[Stored data]
····················

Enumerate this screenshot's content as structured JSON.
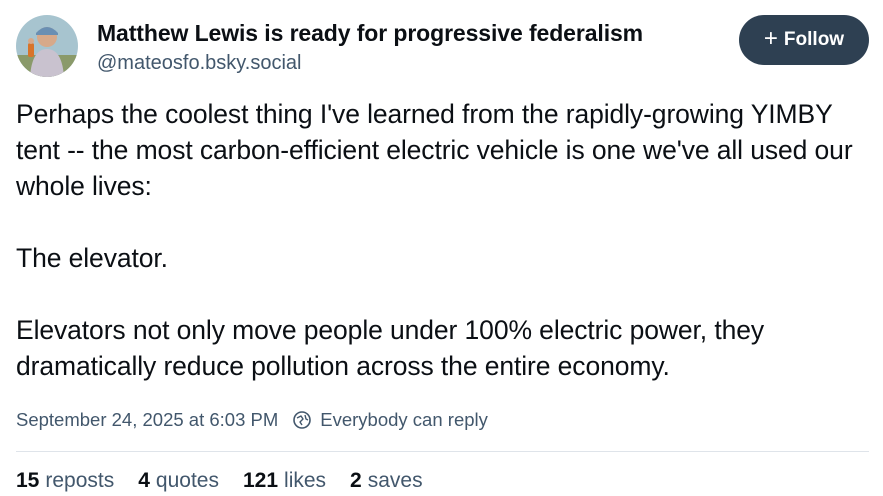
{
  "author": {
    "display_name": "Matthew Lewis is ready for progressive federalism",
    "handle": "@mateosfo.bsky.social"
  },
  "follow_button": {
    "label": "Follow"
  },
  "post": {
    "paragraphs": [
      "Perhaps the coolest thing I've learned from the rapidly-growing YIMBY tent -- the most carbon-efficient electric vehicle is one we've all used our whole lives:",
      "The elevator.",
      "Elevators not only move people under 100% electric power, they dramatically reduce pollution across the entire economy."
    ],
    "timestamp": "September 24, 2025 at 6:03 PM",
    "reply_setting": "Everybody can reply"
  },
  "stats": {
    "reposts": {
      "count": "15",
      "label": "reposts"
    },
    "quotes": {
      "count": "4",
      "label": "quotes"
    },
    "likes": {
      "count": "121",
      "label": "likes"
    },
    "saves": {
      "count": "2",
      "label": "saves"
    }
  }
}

····················

**EXERCISE AIM**
Restate the records above in full, word for word. Keep pictures out.

**EXERCISE RESULT**
Enumerate this screenshot's content as structured JSON.
{
  "author": {
    "display_name": "Matthew Lewis is ready for progressive federalism",
    "handle": "@mateosfo.bsky.social"
  },
  "follow_button": {
    "label": "Follow"
  },
  "post": {
    "paragraphs": [
      "Perhaps the coolest thing I've learned from the rapidly-growing YIMBY tent -- the most carbon-efficient electric vehicle is one we've all used our whole lives:",
      "The elevator.",
      "Elevators not only move people under 100% electric power, they dramatically reduce pollution across the entire economy."
    ],
    "timestamp": "September 24, 2025 at 6:03 PM",
    "reply_setting": "Everybody can reply"
  },
  "stats": {
    "reposts": {
      "count": "15",
      "label": "reposts"
    },
    "quotes": {
      "count": "4",
      "label": "quotes"
    },
    "likes": {
      "count": "121",
      "label": "likes"
    },
    "saves": {
      "count": "2",
      "label": "saves"
    }
  }
}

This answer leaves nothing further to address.